Structured figure records
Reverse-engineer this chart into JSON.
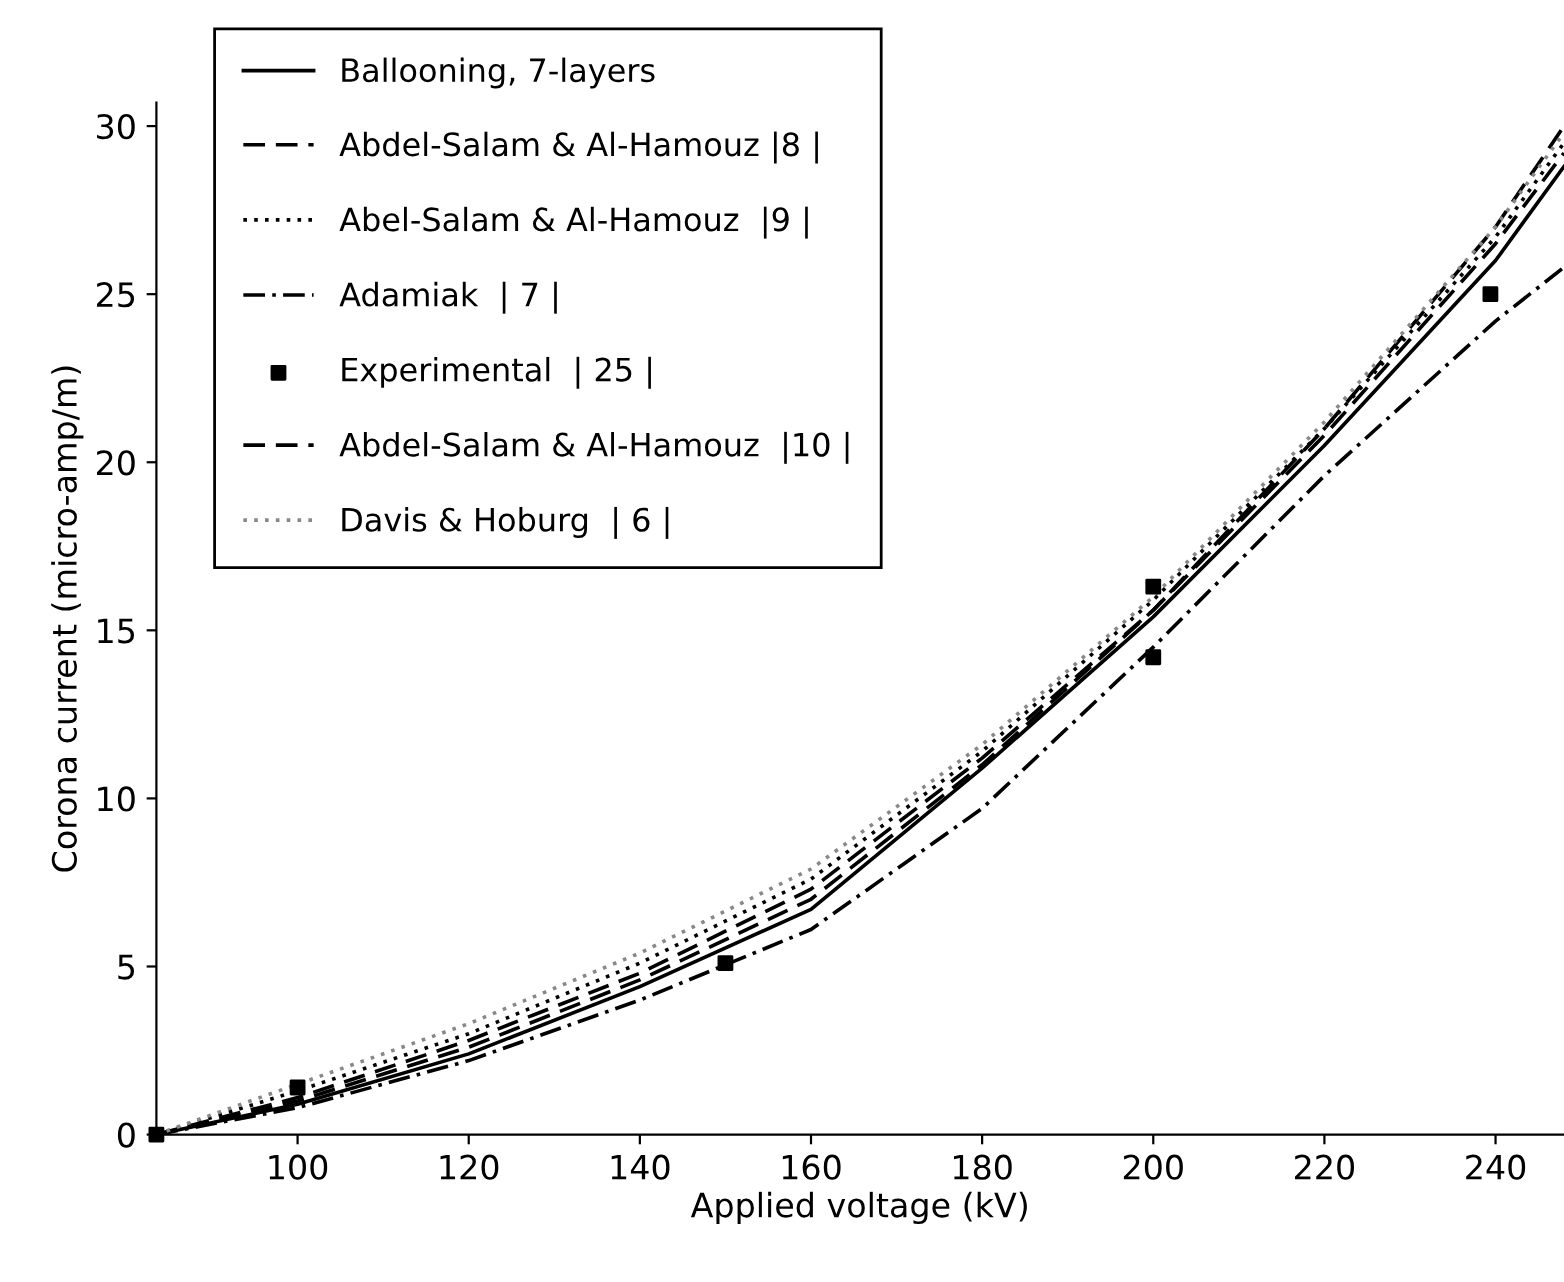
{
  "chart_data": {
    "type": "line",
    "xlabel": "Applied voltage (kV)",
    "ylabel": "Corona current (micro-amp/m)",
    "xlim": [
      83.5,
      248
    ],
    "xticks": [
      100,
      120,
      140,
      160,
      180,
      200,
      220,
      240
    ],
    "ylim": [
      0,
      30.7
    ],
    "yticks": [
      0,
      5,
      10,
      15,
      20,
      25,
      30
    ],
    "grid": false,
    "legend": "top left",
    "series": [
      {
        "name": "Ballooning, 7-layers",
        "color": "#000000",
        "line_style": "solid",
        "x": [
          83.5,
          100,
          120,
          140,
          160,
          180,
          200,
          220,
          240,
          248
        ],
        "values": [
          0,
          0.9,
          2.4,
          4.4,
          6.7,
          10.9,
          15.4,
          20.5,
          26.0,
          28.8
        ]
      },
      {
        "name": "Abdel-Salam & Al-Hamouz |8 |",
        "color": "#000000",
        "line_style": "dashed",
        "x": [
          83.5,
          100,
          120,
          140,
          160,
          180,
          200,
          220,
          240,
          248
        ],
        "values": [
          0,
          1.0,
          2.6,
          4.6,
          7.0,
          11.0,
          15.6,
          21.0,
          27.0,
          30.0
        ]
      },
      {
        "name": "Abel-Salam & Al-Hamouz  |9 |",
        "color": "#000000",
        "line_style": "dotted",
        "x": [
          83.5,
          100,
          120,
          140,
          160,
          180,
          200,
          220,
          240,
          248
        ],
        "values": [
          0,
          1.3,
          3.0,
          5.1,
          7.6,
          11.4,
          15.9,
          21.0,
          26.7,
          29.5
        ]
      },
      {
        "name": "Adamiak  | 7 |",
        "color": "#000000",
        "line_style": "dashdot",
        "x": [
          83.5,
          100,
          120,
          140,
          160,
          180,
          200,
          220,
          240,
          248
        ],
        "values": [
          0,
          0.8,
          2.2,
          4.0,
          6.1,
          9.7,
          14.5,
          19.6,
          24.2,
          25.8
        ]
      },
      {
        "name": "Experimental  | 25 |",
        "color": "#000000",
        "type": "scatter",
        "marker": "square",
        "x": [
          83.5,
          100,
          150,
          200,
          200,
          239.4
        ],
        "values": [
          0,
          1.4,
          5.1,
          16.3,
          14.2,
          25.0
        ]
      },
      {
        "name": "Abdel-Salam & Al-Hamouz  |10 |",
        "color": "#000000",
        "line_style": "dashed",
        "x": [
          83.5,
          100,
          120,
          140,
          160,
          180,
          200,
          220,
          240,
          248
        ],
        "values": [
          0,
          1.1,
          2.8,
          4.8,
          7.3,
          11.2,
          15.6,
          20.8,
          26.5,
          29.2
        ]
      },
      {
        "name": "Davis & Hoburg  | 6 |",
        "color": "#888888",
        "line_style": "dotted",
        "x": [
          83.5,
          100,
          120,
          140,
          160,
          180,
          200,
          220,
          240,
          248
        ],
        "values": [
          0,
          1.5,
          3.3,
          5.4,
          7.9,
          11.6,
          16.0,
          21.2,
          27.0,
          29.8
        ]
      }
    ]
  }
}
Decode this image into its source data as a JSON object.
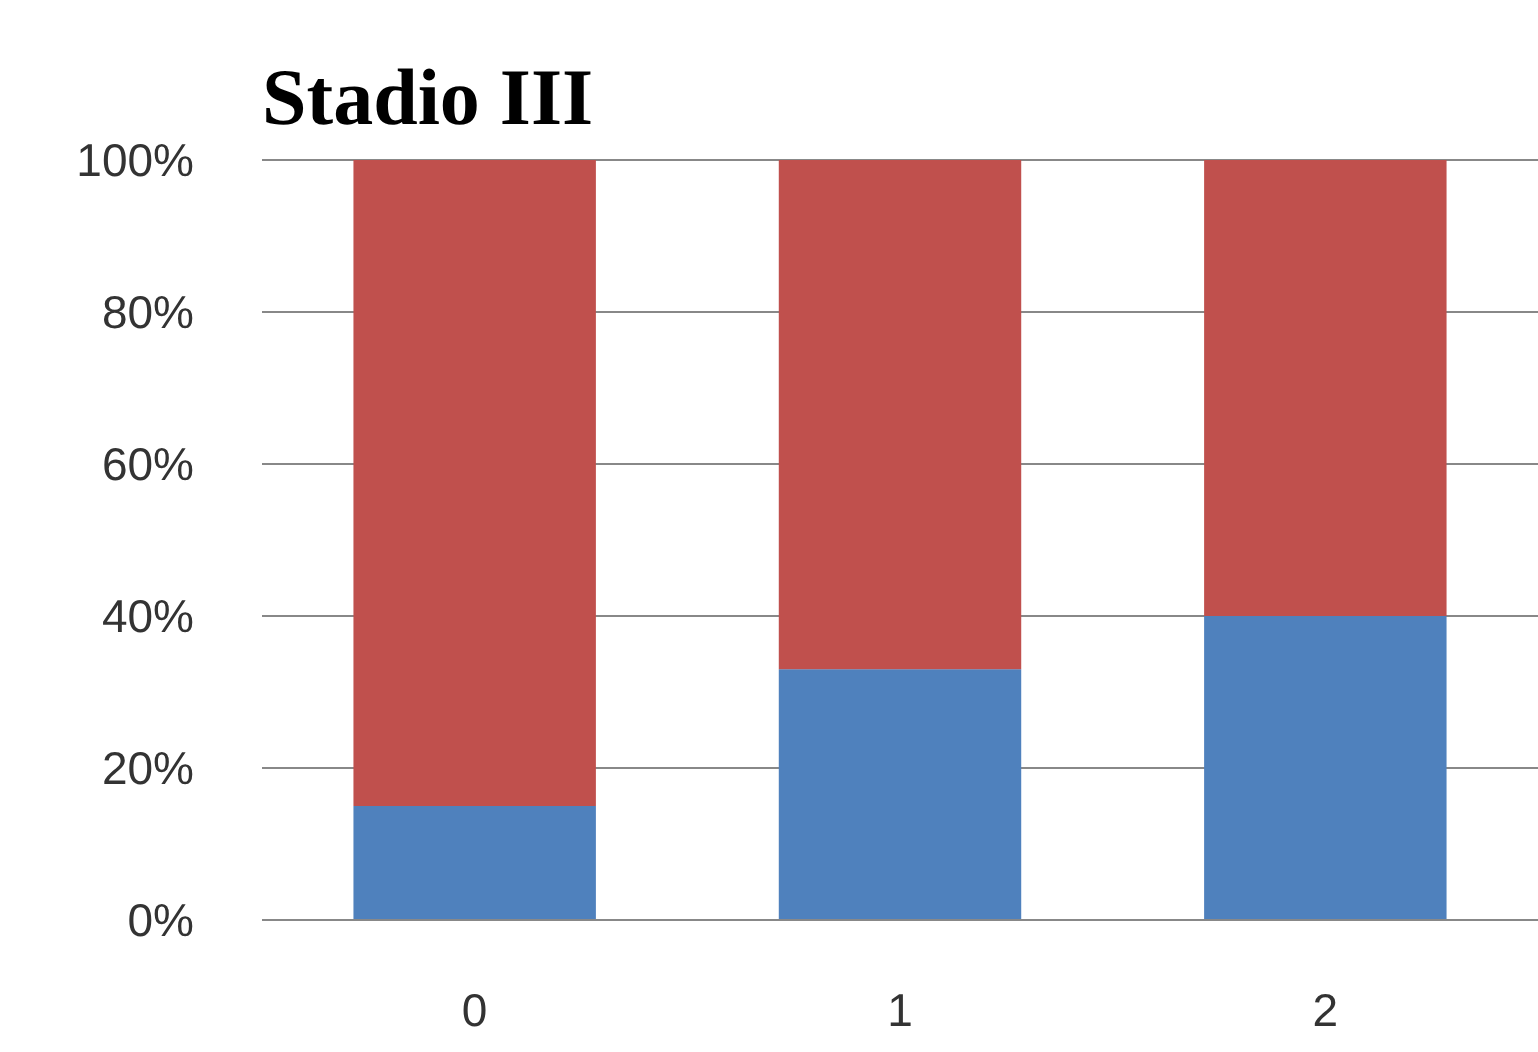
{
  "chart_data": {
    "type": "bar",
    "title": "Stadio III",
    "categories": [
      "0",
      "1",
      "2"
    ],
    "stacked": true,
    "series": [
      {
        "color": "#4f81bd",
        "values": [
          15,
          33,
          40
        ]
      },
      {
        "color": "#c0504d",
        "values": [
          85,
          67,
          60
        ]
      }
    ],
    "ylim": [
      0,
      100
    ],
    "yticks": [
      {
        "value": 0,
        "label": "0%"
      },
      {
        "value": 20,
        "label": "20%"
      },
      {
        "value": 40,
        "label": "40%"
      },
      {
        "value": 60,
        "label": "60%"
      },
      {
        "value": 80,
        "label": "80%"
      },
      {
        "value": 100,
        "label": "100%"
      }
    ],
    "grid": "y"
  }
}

WORK REQUIRED
Except for the pictures, copy every line of the records above exactly.

CORRECT RESPONSE
Reverse-engineer this chart into JSON.
{
  "chart_data": {
    "type": "line",
    "xlabel": "Applied voltage (kV)",
    "ylabel": "Corona current (micro-amp/m)",
    "xlim": [
      83.5,
      248
    ],
    "xticks": [
      100,
      120,
      140,
      160,
      180,
      200,
      220,
      240
    ],
    "ylim": [
      0,
      30.7
    ],
    "yticks": [
      0,
      5,
      10,
      15,
      20,
      25,
      30
    ],
    "grid": false,
    "legend": "top left",
    "series": [
      {
        "name": "Ballooning, 7-layers",
        "color": "#000000",
        "line_style": "solid",
        "x": [
          83.5,
          100,
          120,
          140,
          160,
          180,
          200,
          220,
          240,
          248
        ],
        "values": [
          0,
          0.9,
          2.4,
          4.4,
          6.7,
          10.9,
          15.4,
          20.5,
          26.0,
          28.8
        ]
      },
      {
        "name": "Abdel-Salam & Al-Hamouz |8 |",
        "color": "#000000",
        "line_style": "dashed",
        "x": [
          83.5,
          100,
          120,
          140,
          160,
          180,
          200,
          220,
          240,
          248
        ],
        "values": [
          0,
          1.0,
          2.6,
          4.6,
          7.0,
          11.0,
          15.6,
          21.0,
          27.0,
          30.0
        ]
      },
      {
        "name": "Abel-Salam & Al-Hamouz  |9 |",
        "color": "#000000",
        "line_style": "dotted",
        "x": [
          83.5,
          100,
          120,
          140,
          160,
          180,
          200,
          220,
          240,
          248
        ],
        "values": [
          0,
          1.3,
          3.0,
          5.1,
          7.6,
          11.4,
          15.9,
          21.0,
          26.7,
          29.5
        ]
      },
      {
        "name": "Adamiak  | 7 |",
        "color": "#000000",
        "line_style": "dashdot",
        "x": [
          83.5,
          100,
          120,
          140,
          160,
          180,
          200,
          220,
          240,
          248
        ],
        "values": [
          0,
          0.8,
          2.2,
          4.0,
          6.1,
          9.7,
          14.5,
          19.6,
          24.2,
          25.8
        ]
      },
      {
        "name": "Experimental  | 25 |",
        "color": "#000000",
        "type": "scatter",
        "marker": "square",
        "x": [
          83.5,
          100,
          150,
          200,
          200,
          239.4
        ],
        "values": [
          0,
          1.4,
          5.1,
          16.3,
          14.2,
          25.0
        ]
      },
      {
        "name": "Abdel-Salam & Al-Hamouz  |10 |",
        "color": "#000000",
        "line_style": "dashed",
        "x": [
          83.5,
          100,
          120,
          140,
          160,
          180,
          200,
          220,
          240,
          248
        ],
        "values": [
          0,
          1.1,
          2.8,
          4.8,
          7.3,
          11.2,
          15.6,
          20.8,
          26.5,
          29.2
        ]
      },
      {
        "name": "Davis & Hoburg  | 6 |",
        "color": "#888888",
        "line_style": "dotted",
        "x": [
          83.5,
          100,
          120,
          140,
          160,
          180,
          200,
          220,
          240,
          248
        ],
        "values": [
          0,
          1.5,
          3.3,
          5.4,
          7.9,
          11.6,
          16.0,
          21.2,
          27.0,
          29.8
        ]
      }
    ]
  }
}
Decode this image into its source data as a JSON object.
{
  "chart_data": {
    "type": "bar",
    "title": "Stadio III",
    "categories": [
      "0",
      "1",
      "2"
    ],
    "stacked": true,
    "series": [
      {
        "color": "#4f81bd",
        "values": [
          15,
          33,
          40
        ]
      },
      {
        "color": "#c0504d",
        "values": [
          85,
          67,
          60
        ]
      }
    ],
    "ylim": [
      0,
      100
    ],
    "yticks": [
      {
        "value": 0,
        "label": "0%"
      },
      {
        "value": 20,
        "label": "20%"
      },
      {
        "value": 40,
        "label": "40%"
      },
      {
        "value": 60,
        "label": "60%"
      },
      {
        "value": 80,
        "label": "80%"
      },
      {
        "value": 100,
        "label": "100%"
      }
    ],
    "grid": "y"
  }
}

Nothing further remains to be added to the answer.